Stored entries
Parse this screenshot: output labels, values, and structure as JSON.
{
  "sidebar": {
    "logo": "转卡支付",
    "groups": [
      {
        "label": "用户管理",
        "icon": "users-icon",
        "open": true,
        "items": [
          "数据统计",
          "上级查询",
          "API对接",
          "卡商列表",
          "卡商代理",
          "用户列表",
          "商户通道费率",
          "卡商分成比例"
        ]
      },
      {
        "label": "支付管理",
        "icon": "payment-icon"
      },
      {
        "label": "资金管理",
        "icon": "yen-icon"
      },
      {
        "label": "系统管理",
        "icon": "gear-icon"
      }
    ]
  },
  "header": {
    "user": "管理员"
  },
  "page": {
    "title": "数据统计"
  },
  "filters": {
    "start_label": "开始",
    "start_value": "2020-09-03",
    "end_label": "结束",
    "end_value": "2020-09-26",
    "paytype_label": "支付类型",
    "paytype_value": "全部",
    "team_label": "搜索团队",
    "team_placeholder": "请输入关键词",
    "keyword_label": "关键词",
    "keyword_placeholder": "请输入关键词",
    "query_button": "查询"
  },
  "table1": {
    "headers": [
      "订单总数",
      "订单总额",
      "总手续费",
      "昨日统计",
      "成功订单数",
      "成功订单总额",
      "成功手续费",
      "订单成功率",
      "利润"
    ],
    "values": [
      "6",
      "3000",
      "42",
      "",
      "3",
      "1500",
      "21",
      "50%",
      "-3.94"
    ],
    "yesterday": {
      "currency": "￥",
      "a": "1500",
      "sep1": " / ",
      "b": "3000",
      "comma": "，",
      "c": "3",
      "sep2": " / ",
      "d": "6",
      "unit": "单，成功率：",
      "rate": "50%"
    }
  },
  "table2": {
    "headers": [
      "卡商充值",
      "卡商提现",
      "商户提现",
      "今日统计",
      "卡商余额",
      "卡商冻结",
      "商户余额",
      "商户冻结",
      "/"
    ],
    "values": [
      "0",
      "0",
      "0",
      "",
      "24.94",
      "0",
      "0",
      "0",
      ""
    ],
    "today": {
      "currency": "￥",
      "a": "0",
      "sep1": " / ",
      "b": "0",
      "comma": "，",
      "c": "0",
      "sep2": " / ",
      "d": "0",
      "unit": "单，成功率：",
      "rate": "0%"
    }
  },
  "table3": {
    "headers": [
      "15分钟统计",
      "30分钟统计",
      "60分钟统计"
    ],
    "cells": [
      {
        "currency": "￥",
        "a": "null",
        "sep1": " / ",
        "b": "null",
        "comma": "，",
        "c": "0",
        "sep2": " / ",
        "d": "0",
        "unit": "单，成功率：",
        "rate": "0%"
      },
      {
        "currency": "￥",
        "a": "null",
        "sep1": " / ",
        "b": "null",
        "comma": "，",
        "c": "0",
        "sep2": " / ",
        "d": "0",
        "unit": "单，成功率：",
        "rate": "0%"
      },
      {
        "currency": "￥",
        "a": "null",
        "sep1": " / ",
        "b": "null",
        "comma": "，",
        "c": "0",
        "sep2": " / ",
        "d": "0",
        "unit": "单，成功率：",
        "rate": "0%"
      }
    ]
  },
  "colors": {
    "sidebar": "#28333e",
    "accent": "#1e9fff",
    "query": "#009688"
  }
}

**Exercise brief**
Repeat the preceding lines exactly, please, every one of them.

**Output for this exercise**
Parse this screenshot: output labels, values, and structure as JSON.
{
  "sidebar": {
    "logo": "转卡支付",
    "groups": [
      {
        "label": "用户管理",
        "icon": "users-icon",
        "open": true,
        "items": [
          "数据统计",
          "上级查询",
          "API对接",
          "卡商列表",
          "卡商代理",
          "用户列表",
          "商户通道费率",
          "卡商分成比例"
        ]
      },
      {
        "label": "支付管理",
        "icon": "payment-icon"
      },
      {
        "label": "资金管理",
        "icon": "yen-icon"
      },
      {
        "label": "系统管理",
        "icon": "gear-icon"
      }
    ]
  },
  "header": {
    "user": "管理员"
  },
  "page": {
    "title": "数据统计"
  },
  "filters": {
    "start_label": "开始",
    "start_value": "2020-09-03",
    "end_label": "结束",
    "end_value": "2020-09-26",
    "paytype_label": "支付类型",
    "paytype_value": "全部",
    "team_label": "搜索团队",
    "team_placeholder": "请输入关键词",
    "keyword_label": "关键词",
    "keyword_placeholder": "请输入关键词",
    "query_button": "查询"
  },
  "table1": {
    "headers": [
      "订单总数",
      "订单总额",
      "总手续费",
      "昨日统计",
      "成功订单数",
      "成功订单总额",
      "成功手续费",
      "订单成功率",
      "利润"
    ],
    "values": [
      "6",
      "3000",
      "42",
      "",
      "3",
      "1500",
      "21",
      "50%",
      "-3.94"
    ],
    "yesterday": {
      "currency": "￥",
      "a": "1500",
      "sep1": " / ",
      "b": "3000",
      "comma": "，",
      "c": "3",
      "sep2": " / ",
      "d": "6",
      "unit": "单，成功率：",
      "rate": "50%"
    }
  },
  "table2": {
    "headers": [
      "卡商充值",
      "卡商提现",
      "商户提现",
      "今日统计",
      "卡商余额",
      "卡商冻结",
      "商户余额",
      "商户冻结",
      "/"
    ],
    "values": [
      "0",
      "0",
      "0",
      "",
      "24.94",
      "0",
      "0",
      "0",
      ""
    ],
    "today": {
      "currency": "￥",
      "a": "0",
      "sep1": " / ",
      "b": "0",
      "comma": "，",
      "c": "0",
      "sep2": " / ",
      "d": "0",
      "unit": "单，成功率：",
      "rate": "0%"
    }
  },
  "table3": {
    "headers": [
      "15分钟统计",
      "30分钟统计",
      "60分钟统计"
    ],
    "cells": [
      {
        "currency": "￥",
        "a": "null",
        "sep1": " / ",
        "b": "null",
        "comma": "，",
        "c": "0",
        "sep2": " / ",
        "d": "0",
        "unit": "单，成功率：",
        "rate": "0%"
      },
      {
        "currency": "￥",
        "a": "null",
        "sep1": " / ",
        "b": "null",
        "comma": "，",
        "c": "0",
        "sep2": " / ",
        "d": "0",
        "unit": "单，成功率：",
        "rate": "0%"
      },
      {
        "currency": "￥",
        "a": "null",
        "sep1": " / ",
        "b": "null",
        "comma": "，",
        "c": "0",
        "sep2": " / ",
        "d": "0",
        "unit": "单，成功率：",
        "rate": "0%"
      }
    ]
  },
  "colors": {
    "sidebar": "#28333e",
    "accent": "#1e9fff",
    "query": "#009688"
  }
}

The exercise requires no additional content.